### Stated goal
Restate every line of the material, word for word.

### Records
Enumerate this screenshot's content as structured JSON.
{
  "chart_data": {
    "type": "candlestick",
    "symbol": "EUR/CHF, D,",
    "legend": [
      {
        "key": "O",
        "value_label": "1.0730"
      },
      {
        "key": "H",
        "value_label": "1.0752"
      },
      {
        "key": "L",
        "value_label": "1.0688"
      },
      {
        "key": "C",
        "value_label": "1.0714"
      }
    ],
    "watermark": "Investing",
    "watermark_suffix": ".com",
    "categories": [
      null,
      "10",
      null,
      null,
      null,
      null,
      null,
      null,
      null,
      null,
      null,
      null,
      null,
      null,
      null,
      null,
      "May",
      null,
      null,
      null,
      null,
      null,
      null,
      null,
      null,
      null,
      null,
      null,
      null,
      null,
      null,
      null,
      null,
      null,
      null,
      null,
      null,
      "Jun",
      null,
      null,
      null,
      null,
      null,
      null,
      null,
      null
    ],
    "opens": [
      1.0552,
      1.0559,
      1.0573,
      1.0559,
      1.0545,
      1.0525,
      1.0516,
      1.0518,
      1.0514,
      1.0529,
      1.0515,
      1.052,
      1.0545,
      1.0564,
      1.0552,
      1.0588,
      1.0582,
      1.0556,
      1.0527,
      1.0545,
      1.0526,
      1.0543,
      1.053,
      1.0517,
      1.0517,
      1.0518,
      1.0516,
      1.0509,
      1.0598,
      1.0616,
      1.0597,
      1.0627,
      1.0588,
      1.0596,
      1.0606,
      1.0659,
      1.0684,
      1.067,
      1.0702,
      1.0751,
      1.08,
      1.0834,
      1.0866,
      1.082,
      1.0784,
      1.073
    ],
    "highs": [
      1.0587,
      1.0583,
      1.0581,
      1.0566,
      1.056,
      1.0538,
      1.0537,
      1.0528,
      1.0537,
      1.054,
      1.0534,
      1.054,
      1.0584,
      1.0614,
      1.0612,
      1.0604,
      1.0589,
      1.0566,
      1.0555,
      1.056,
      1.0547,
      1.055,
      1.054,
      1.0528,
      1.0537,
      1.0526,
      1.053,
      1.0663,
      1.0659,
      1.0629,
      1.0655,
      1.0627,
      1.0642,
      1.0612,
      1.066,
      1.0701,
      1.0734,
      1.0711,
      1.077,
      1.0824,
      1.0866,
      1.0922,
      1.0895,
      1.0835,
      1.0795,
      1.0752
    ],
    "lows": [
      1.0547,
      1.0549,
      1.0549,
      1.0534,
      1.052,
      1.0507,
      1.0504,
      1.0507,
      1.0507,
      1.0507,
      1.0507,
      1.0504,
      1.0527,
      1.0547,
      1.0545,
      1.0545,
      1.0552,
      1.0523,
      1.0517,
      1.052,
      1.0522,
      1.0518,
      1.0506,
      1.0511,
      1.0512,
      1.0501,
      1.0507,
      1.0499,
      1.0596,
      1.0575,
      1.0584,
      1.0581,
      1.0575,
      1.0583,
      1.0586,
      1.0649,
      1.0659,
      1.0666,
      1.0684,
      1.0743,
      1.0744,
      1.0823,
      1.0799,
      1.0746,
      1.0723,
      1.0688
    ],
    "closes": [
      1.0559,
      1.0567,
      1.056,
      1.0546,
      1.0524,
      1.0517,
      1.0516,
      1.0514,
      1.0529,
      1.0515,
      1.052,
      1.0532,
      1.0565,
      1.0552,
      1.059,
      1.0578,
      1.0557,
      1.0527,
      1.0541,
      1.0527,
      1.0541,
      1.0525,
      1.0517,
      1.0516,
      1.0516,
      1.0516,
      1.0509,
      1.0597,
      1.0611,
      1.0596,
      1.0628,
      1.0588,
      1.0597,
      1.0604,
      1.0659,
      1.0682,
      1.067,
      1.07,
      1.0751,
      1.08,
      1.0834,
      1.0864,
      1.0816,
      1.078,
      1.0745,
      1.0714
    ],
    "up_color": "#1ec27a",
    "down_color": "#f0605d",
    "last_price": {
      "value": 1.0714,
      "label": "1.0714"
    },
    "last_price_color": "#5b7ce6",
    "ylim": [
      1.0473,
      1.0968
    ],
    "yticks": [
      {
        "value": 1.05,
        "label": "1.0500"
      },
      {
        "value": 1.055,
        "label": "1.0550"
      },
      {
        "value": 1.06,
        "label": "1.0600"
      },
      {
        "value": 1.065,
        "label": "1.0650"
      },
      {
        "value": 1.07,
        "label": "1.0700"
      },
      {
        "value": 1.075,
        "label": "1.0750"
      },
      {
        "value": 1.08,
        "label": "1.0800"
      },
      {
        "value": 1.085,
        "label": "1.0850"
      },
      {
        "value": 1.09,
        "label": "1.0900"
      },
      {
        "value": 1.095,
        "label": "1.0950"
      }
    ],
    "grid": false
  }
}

### Expected answer
Enumerate this screenshot's content as structured JSON.
{
  "chart_data": {
    "type": "candlestick",
    "symbol": "EUR/CHF, D,",
    "legend": [
      {
        "key": "O",
        "value_label": "1.0730"
      },
      {
        "key": "H",
        "value_label": "1.0752"
      },
      {
        "key": "L",
        "value_label": "1.0688"
      },
      {
        "key": "C",
        "value_label": "1.0714"
      }
    ],
    "watermark": "Investing",
    "watermark_suffix": ".com",
    "categories": [
      null,
      "10",
      null,
      null,
      null,
      null,
      null,
      null,
      null,
      null,
      null,
      null,
      null,
      null,
      null,
      null,
      "May",
      null,
      null,
      null,
      null,
      null,
      null,
      null,
      null,
      null,
      null,
      null,
      null,
      null,
      null,
      null,
      null,
      null,
      null,
      null,
      null,
      "Jun",
      null,
      null,
      null,
      null,
      null,
      null,
      null,
      null
    ],
    "opens": [
      1.0552,
      1.0559,
      1.0573,
      1.0559,
      1.0545,
      1.0525,
      1.0516,
      1.0518,
      1.0514,
      1.0529,
      1.0515,
      1.052,
      1.0545,
      1.0564,
      1.0552,
      1.0588,
      1.0582,
      1.0556,
      1.0527,
      1.0545,
      1.0526,
      1.0543,
      1.053,
      1.0517,
      1.0517,
      1.0518,
      1.0516,
      1.0509,
      1.0598,
      1.0616,
      1.0597,
      1.0627,
      1.0588,
      1.0596,
      1.0606,
      1.0659,
      1.0684,
      1.067,
      1.0702,
      1.0751,
      1.08,
      1.0834,
      1.0866,
      1.082,
      1.0784,
      1.073
    ],
    "highs": [
      1.0587,
      1.0583,
      1.0581,
      1.0566,
      1.056,
      1.0538,
      1.0537,
      1.0528,
      1.0537,
      1.054,
      1.0534,
      1.054,
      1.0584,
      1.0614,
      1.0612,
      1.0604,
      1.0589,
      1.0566,
      1.0555,
      1.056,
      1.0547,
      1.055,
      1.054,
      1.0528,
      1.0537,
      1.0526,
      1.053,
      1.0663,
      1.0659,
      1.0629,
      1.0655,
      1.0627,
      1.0642,
      1.0612,
      1.066,
      1.0701,
      1.0734,
      1.0711,
      1.077,
      1.0824,
      1.0866,
      1.0922,
      1.0895,
      1.0835,
      1.0795,
      1.0752
    ],
    "lows": [
      1.0547,
      1.0549,
      1.0549,
      1.0534,
      1.052,
      1.0507,
      1.0504,
      1.0507,
      1.0507,
      1.0507,
      1.0507,
      1.0504,
      1.0527,
      1.0547,
      1.0545,
      1.0545,
      1.0552,
      1.0523,
      1.0517,
      1.052,
      1.0522,
      1.0518,
      1.0506,
      1.0511,
      1.0512,
      1.0501,
      1.0507,
      1.0499,
      1.0596,
      1.0575,
      1.0584,
      1.0581,
      1.0575,
      1.0583,
      1.0586,
      1.0649,
      1.0659,
      1.0666,
      1.0684,
      1.0743,
      1.0744,
      1.0823,
      1.0799,
      1.0746,
      1.0723,
      1.0688
    ],
    "closes": [
      1.0559,
      1.0567,
      1.056,
      1.0546,
      1.0524,
      1.0517,
      1.0516,
      1.0514,
      1.0529,
      1.0515,
      1.052,
      1.0532,
      1.0565,
      1.0552,
      1.059,
      1.0578,
      1.0557,
      1.0527,
      1.0541,
      1.0527,
      1.0541,
      1.0525,
      1.0517,
      1.0516,
      1.0516,
      1.0516,
      1.0509,
      1.0597,
      1.0611,
      1.0596,
      1.0628,
      1.0588,
      1.0597,
      1.0604,
      1.0659,
      1.0682,
      1.067,
      1.07,
      1.0751,
      1.08,
      1.0834,
      1.0864,
      1.0816,
      1.078,
      1.0745,
      1.0714
    ],
    "up_color": "#1ec27a",
    "down_color": "#f0605d",
    "last_price": {
      "value": 1.0714,
      "label": "1.0714"
    },
    "last_price_color": "#5b7ce6",
    "ylim": [
      1.0473,
      1.0968
    ],
    "yticks": [
      {
        "value": 1.05,
        "label": "1.0500"
      },
      {
        "value": 1.055,
        "label": "1.0550"
      },
      {
        "value": 1.06,
        "label": "1.0600"
      },
      {
        "value": 1.065,
        "label": "1.0650"
      },
      {
        "value": 1.07,
        "label": "1.0700"
      },
      {
        "value": 1.075,
        "label": "1.0750"
      },
      {
        "value": 1.08,
        "label": "1.0800"
      },
      {
        "value": 1.085,
        "label": "1.0850"
      },
      {
        "value": 1.09,
        "label": "1.0900"
      },
      {
        "value": 1.095,
        "label": "1.0950"
      }
    ],
    "grid": false
  }
}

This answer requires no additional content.